Collected data entries:
════════

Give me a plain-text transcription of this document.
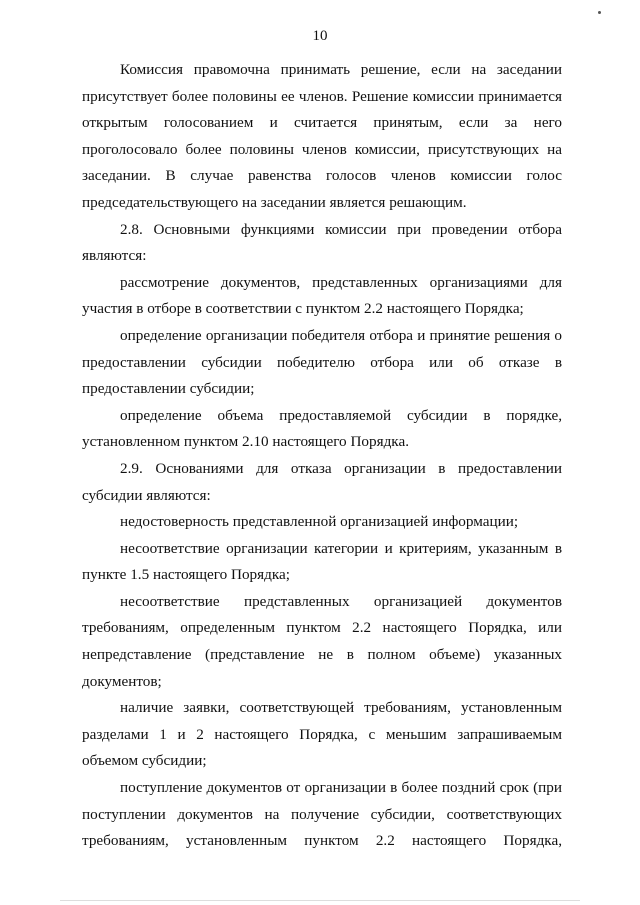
10

Комиссия правомочна принимать решение, если на заседании присутствует более половины ее членов. Решение комиссии принимается открытым голосованием и считается принятым, если за него проголосовало более половины членов комиссии, присутствующих на заседании. В случае равенства голосов членов комиссии голос председательствующего на заседании является решающим.

2.8. Основными функциями комиссии при проведении отбора являются:

рассмотрение документов, представленных организациями для участия в отборе в соответствии с пунктом 2.2 настоящего Порядка;

определение организации победителя отбора и принятие решения о предоставлении субсидии победителю отбора или об отказе в предоставлении субсидии;

определение объема предоставляемой субсидии в порядке, установленном пунктом 2.10 настоящего Порядка.

2.9. Основаниями для отказа организации в предоставлении субсидии являются:

недостоверность представленной организацией информации;

несоответствие организации категории и критериям, указанным в пункте 1.5 настоящего Порядка;

несоответствие представленных организацией документов требованиям, определенным пунктом 2.2 настоящего Порядка, или непредставление (представление не в полном объеме) указанных документов;

наличие заявки, соответствующей требованиям, установленным разделами 1 и 2 настоящего Порядка, с меньшим запрашиваемым объемом субсидии;

поступление документов от организации в более поздний срок (при поступлении документов на получение субсидии, соответствующих требованиям, установленным пунктом 2.2 настоящего Порядка,
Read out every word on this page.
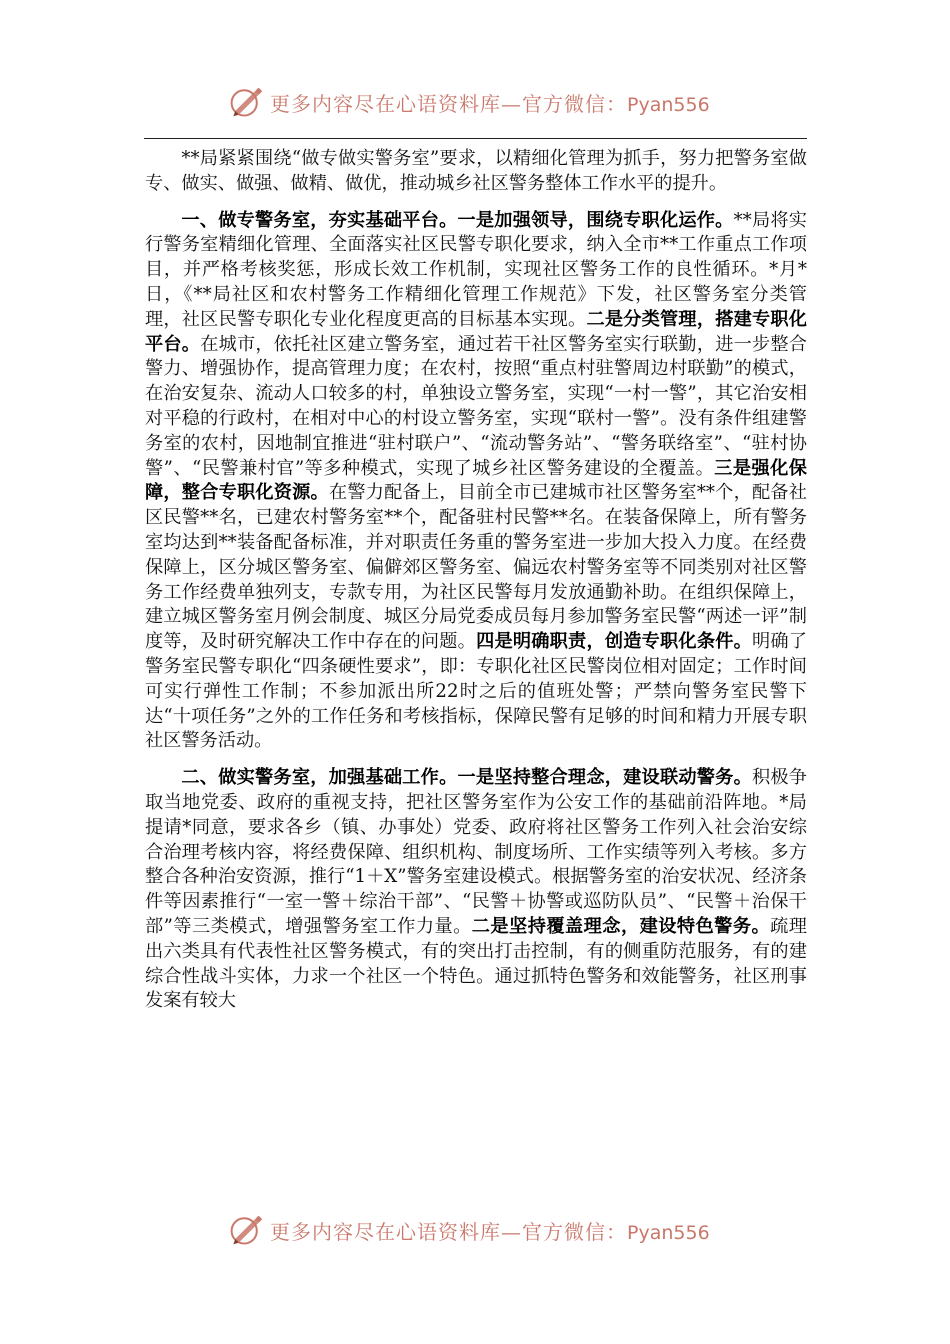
更多内容尽在心语资料库—官方微信：Pyan556

**局紧紧围绕“做专做实警务室”要求，以精细化管理为抓手，努力把警务室做专、做实、做强、做精、做优，推动城乡社区警务整体工作水平的提升。

一、做专警务室，夯实基础平台。一是加强领导，围绕专职化运作。**局将实行警务室精细化管理、全面落实社区民警专职化要求，纳入全市**工作重点工作项目，并严格考核奖惩，形成长效工作机制，实现社区警务工作的良性循环。*月*日，《**局社区和农村警务工作精细化管理工作规范》下发，社区警务室分类管理，社区民警专职化专业化程度更高的目标基本实现。二是分类管理，搭建专职化平台。在城市，依托社区建立警务室，通过若干社区警务室实行联勤，进一步整合警力、增强协作，提高管理力度；在农村，按照“重点村驻警周边村联勤”的模式，在治安复杂、流动人口较多的村，单独设立警务室，实现“一村一警”，其它治安相对平稳的行政村，在相对中心的村设立警务室，实现“联村一警”。没有条件组建警务室的农村，因地制宜推进“驻村联户”、“流动警务站”、“警务联络室”、“驻村协警”、“民警兼村官”等多种模式，实现了城乡社区警务建设的全覆盖。三是强化保障，整合专职化资源。在警力配备上，目前全市已建城市社区警务室**个，配备社区民警**名，已建农村警务室**个，配备驻村民警**名。在装备保障上，所有警务室均达到**装备配备标准，并对职责任务重的警务室进一步加大投入力度。在经费保障上，区分城区警务室、偏僻郊区警务室、偏远农村警务室等不同类别对社区警务工作经费单独列支，专款专用，为社区民警每月发放通勤补助。在组织保障上，建立城区警务室月例会制度、城区分局党委成员每月参加警务室民警“两述一评”制度等，及时研究解决工作中存在的问题。四是明确职责，创造专职化条件。明确了警务室民警专职化“四条硬性要求”，即：专职化社区民警岗位相对固定；工作时间可实行弹性工作制；不参加派出所22时之后的值班处警；严禁向警务室民警下达“十项任务”之外的工作任务和考核指标，保障民警有足够的时间和精力开展专职社区警务活动。

二、做实警务室，加强基础工作。一是坚持整合理念，建设联动警务。积极争取当地党委、政府的重视支持，把社区警务室作为公安工作的基础前沿阵地。*局提请*同意，要求各乡（镇、办事处）党委、政府将社区警务工作列入社会治安综合治理考核内容，将经费保障、组织机构、制度场所、工作实绩等列入考核。多方整合各种治安资源，推行“1＋X”警务室建设模式。根据警务室的治安状况、经济条件等因素推行“一室一警＋综治干部”、“民警＋协警或巡防队员”、“民警＋治保干部”等三类模式，增强警务室工作力量。二是坚持覆盖理念，建设特色警务。疏理出六类具有代表性社区警务模式，有的突出打击控制，有的侧重防范服务，有的建综合性战斗实体，力求一个社区一个特色。通过抓特色警务和效能警务，社区刑事发案有较大

更多内容尽在心语资料库—官方微信：Pyan556
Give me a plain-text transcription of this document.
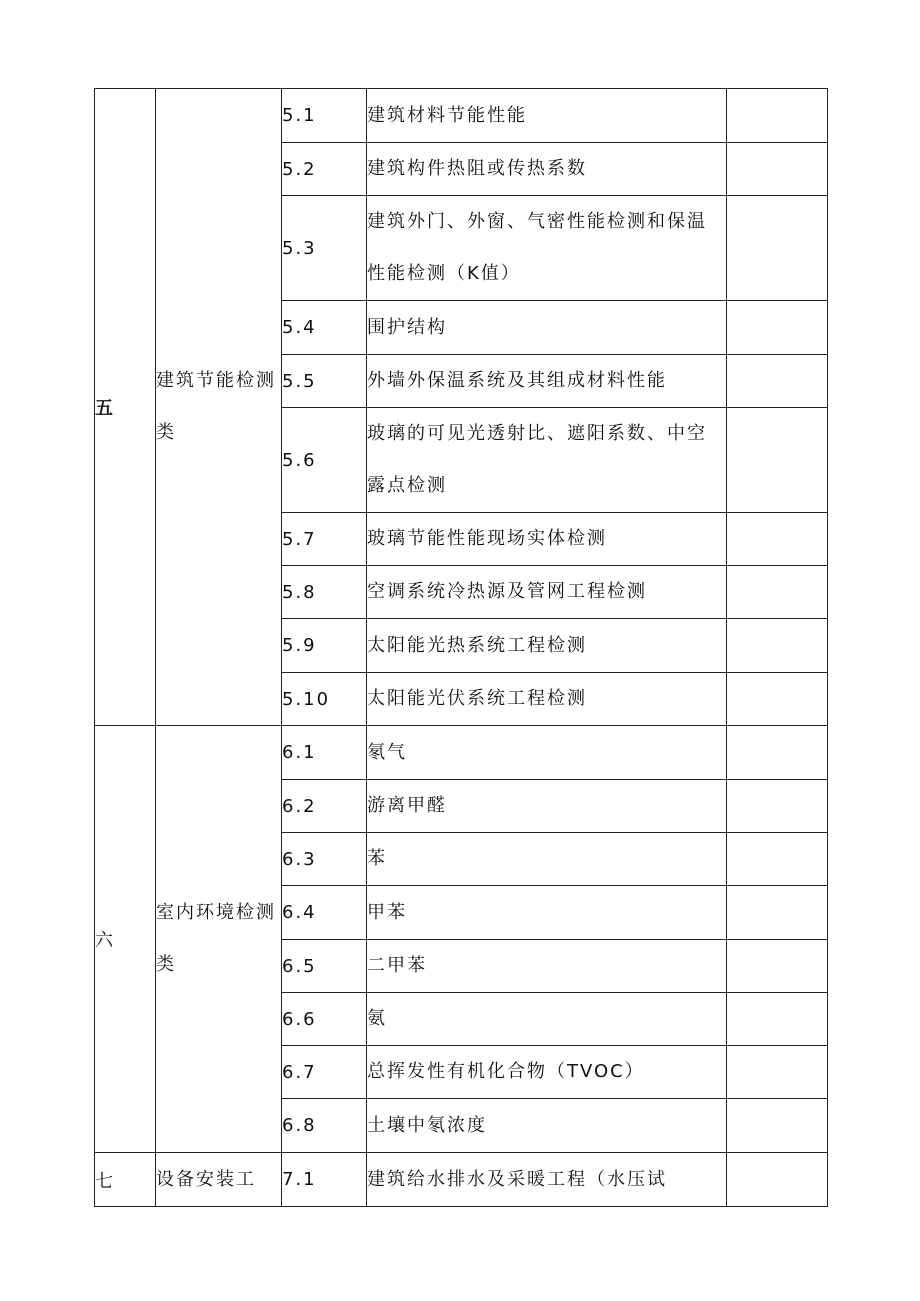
五	建筑节能检测类	5.1	建筑材料节能性能	
		5.2	建筑构件热阻或传热系数	
		5.3	建筑外门、外窗、气密性能检测和保温性能检测（K值）	
		5.4	围护结构	
		5.5	外墙外保温系统及其组成材料性能	
		5.6	玻璃的可见光透射比、遮阳系数、中空露点检测	
		5.7	玻璃节能性能现场实体检测	
		5.8	空调系统冷热源及管网工程检测	
		5.9	太阳能光热系统工程检测	
		5.10	太阳能光伏系统工程检测	
六	室内环境检测类	6.1	氡气	
		6.2	游离甲醛	
		6.3	苯	
		6.4	甲苯	
		6.5	二甲苯	
		6.6	氨	
		6.7	总挥发性有机化合物（TVOC）	
		6.8	土壤中氡浓度	
七	设备安装工	7.1	建筑给水排水及采暖工程（水压试	
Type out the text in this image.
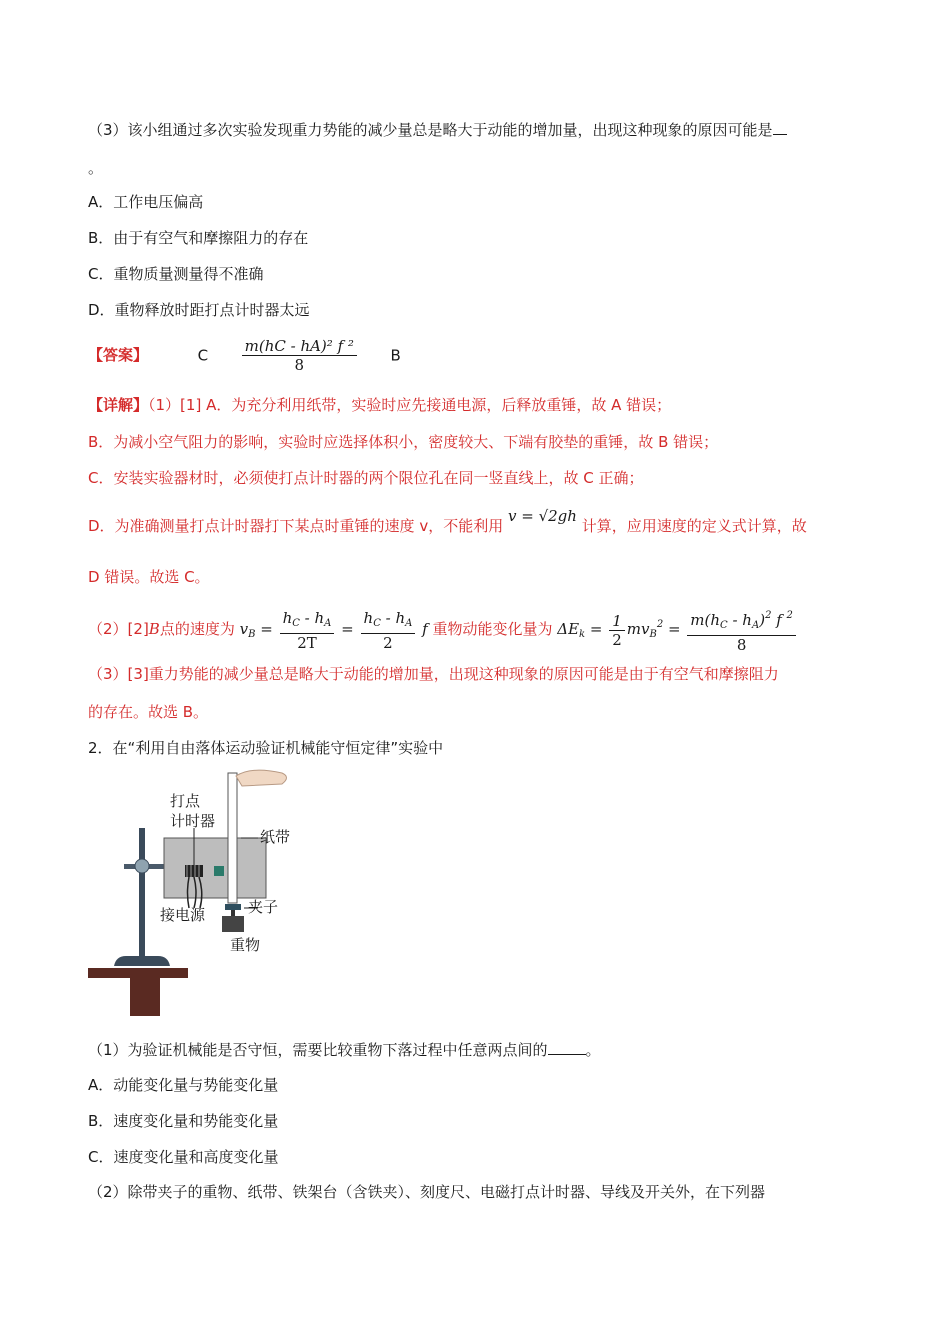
（3）该小组通过多次实验发现重力势能的减少量总是略大于动能的增加量，出现这种现象的原因可能是
。
A．工作电压偏高
B．由于有空气和摩擦阻力的存在
C．重物质量测量得不准确
D．重物释放时距打点计时器太远
【答案】	C $\frac{\text{m(hC - hA)² f ²}}{8}$ B
【详解】（1）[1] A．为充分利用纸带，实验时应先接通电源，后释放重锤，故 A 错误；
B．为减小空气阻力的影响，实验时应选择体积小，密度较大、下端有胶垫的重锤，故 B 错误；
C．安装实验器材时，必须使打点计时器的两个限位孔在同一竖直线上，故 C 正确；
D．为准确测量打点计时器打下某点时重锤的速度 v，不能利用 v = √2gh 计算，应用速度的定义式计算，故
D 错误。故选 C。
（2）[2]B点的速度为 $v_B = \frac{h_C - h_A}{2T} = \frac{h_C - h_A}{2}$ f 重物动能变化量为 $\Delta E_k = \frac{1}{2} mv_B^2 = \frac{m(h_C - h_A)^2 f ^2}{8}$
（3）[3]重力势能的减少量总是略大于动能的增加量，出现这种现象的原因可能是由于有空气和摩擦阻力
的存在。故选 B。
2．在“利用自由落体运动验证机械能守恒定律”实验中
打点
计时器
纸带
夹子
接电源
重物
（1）为验证机械能是否守恒，需要比较重物下落过程中任意两点间的	。
A．动能变化量与势能变化量
B．速度变化量和势能变化量
C．速度变化量和高度变化量
（2）除带夹子的重物、纸带、铁架台（含铁夹）、刻度尺、电磁打点计时器、导线及开关外，在下列器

════════

### INSTRUCTIONS FOR THE TASK
Check every line in the material above for the string "определение", then give only the number of lines that have it.

### RESULT OF THE EXERCISE
2